* Provided data *
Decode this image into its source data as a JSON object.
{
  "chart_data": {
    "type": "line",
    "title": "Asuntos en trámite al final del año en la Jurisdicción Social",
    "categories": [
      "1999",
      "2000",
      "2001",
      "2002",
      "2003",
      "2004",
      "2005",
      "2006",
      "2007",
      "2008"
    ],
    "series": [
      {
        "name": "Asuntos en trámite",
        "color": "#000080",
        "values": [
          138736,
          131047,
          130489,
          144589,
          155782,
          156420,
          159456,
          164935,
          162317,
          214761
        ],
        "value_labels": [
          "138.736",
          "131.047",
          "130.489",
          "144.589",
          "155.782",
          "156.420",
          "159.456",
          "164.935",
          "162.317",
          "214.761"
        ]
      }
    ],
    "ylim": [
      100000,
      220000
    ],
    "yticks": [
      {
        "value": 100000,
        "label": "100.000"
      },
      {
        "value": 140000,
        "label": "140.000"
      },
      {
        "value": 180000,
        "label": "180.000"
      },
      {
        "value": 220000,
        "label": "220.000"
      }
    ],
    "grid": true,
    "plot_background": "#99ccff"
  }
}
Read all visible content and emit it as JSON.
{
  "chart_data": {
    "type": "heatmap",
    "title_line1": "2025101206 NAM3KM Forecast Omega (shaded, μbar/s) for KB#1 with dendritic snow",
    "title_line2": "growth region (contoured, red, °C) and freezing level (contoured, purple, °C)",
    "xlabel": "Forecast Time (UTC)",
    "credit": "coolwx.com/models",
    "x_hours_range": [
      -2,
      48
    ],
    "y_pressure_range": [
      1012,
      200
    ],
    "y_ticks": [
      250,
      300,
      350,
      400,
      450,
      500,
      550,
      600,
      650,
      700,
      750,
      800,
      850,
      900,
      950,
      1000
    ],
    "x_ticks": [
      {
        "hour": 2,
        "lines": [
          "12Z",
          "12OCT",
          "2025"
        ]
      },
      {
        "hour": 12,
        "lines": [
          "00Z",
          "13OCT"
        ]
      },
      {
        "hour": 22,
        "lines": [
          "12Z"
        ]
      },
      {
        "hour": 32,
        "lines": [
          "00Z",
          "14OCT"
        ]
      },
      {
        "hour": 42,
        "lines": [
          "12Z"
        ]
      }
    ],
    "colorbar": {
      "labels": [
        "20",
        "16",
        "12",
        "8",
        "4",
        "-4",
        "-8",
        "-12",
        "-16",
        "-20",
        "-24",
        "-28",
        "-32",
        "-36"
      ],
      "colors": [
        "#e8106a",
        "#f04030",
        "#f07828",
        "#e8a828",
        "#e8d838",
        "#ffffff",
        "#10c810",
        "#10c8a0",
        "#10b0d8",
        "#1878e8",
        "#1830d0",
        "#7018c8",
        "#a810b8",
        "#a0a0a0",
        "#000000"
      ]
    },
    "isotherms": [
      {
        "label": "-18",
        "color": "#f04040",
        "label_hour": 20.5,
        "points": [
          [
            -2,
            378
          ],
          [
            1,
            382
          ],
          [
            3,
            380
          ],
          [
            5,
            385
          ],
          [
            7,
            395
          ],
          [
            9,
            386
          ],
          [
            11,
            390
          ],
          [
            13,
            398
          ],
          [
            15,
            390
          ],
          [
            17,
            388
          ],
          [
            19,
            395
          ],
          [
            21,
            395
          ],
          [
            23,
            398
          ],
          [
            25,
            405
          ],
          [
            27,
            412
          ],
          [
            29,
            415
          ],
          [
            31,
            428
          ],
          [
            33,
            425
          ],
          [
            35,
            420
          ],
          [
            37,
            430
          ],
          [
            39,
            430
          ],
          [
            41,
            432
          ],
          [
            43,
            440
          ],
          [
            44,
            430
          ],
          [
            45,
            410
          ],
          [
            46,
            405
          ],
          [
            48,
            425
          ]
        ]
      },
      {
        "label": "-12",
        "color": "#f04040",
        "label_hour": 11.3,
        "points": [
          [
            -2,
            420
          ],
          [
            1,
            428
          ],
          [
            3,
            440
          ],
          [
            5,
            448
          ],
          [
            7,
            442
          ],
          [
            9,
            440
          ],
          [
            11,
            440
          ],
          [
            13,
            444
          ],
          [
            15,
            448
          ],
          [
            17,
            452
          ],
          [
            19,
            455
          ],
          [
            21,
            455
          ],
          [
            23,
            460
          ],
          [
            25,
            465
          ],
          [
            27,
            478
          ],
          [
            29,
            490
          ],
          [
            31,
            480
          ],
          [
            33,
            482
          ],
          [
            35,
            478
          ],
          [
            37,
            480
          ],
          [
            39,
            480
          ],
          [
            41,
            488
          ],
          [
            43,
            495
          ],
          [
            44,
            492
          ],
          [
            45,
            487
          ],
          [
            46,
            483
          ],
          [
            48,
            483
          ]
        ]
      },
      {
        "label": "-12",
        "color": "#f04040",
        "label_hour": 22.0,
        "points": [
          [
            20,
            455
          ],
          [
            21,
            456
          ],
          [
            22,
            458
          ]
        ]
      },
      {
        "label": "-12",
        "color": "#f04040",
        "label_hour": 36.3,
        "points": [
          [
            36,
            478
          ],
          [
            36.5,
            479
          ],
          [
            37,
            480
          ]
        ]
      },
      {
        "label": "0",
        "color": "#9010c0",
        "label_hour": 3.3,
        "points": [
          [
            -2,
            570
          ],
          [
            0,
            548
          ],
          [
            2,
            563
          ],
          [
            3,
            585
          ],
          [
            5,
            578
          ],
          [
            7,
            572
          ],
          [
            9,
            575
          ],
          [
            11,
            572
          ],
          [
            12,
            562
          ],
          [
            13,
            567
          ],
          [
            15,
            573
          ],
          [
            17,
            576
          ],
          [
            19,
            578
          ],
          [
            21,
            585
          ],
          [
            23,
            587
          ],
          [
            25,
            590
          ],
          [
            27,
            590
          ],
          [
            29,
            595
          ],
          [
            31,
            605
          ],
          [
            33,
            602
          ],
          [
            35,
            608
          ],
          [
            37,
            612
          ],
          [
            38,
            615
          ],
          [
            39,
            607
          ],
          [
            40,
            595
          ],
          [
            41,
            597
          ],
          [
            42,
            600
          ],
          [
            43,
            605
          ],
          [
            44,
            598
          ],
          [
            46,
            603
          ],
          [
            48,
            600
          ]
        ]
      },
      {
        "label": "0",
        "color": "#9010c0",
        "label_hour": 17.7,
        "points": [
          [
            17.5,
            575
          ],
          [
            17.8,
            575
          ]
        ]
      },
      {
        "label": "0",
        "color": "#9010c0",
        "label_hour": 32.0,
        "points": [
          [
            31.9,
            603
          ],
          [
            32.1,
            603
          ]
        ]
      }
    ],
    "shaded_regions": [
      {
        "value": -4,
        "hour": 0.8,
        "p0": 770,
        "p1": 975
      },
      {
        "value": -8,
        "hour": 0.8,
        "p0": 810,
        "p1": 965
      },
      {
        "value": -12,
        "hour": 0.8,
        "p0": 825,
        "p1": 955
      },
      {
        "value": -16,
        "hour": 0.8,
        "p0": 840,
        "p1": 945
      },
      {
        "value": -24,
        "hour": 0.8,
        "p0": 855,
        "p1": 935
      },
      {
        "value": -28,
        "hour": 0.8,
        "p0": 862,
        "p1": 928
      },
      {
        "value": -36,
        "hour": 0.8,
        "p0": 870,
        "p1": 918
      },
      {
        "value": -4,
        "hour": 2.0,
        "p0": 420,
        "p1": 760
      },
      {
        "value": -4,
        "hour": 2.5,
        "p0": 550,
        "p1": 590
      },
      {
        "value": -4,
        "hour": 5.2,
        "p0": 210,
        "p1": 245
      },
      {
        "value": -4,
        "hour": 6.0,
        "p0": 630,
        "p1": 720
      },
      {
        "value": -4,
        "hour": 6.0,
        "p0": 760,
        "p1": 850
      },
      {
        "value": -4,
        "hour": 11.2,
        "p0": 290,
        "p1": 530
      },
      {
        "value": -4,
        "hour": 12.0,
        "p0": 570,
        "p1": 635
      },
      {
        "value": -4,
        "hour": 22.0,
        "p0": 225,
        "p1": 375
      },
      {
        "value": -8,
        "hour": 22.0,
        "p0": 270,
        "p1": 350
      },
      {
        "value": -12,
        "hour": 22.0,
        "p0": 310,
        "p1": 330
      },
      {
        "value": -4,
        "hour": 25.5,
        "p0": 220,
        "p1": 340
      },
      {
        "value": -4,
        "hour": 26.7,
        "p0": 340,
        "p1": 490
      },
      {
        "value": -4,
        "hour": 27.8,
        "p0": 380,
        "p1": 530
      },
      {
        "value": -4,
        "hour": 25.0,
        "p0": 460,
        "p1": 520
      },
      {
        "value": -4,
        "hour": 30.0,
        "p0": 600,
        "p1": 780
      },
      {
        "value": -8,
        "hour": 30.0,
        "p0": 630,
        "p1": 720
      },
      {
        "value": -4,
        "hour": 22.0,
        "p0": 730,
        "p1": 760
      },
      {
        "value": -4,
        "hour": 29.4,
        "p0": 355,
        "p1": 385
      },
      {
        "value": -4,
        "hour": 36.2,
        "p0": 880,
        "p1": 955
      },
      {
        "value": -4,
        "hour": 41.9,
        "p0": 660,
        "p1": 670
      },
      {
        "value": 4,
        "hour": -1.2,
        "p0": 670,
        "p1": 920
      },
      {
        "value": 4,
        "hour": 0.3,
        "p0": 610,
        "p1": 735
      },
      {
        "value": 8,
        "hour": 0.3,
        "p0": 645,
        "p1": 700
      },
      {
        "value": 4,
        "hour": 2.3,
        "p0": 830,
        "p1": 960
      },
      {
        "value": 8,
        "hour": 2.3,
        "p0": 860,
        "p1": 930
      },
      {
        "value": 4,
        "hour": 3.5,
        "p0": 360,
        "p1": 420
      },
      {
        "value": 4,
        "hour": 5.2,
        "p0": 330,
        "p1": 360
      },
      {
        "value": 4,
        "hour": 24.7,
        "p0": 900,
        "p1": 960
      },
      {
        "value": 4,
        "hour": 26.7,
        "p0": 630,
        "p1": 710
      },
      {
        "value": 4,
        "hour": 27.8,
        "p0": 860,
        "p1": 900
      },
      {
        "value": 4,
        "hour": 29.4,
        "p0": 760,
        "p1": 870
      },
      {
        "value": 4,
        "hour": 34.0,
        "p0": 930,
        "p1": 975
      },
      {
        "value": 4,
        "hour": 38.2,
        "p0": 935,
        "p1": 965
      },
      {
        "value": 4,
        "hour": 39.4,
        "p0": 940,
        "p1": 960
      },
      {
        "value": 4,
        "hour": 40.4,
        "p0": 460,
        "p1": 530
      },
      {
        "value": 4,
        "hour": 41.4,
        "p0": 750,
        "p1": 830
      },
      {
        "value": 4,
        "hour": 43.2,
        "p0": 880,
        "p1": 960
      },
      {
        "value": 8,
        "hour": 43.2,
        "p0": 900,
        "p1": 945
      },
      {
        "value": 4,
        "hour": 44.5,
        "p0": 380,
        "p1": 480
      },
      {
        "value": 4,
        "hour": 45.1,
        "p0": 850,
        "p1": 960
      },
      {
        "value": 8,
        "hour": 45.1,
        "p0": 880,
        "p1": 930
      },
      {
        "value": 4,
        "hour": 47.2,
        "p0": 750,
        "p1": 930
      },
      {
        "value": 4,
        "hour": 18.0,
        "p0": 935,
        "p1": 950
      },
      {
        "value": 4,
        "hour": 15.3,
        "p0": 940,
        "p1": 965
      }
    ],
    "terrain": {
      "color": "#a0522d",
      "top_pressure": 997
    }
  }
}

* Exercise details *
Count every line of the records that holds the string "JSON". Write only the total.

* Solution *
2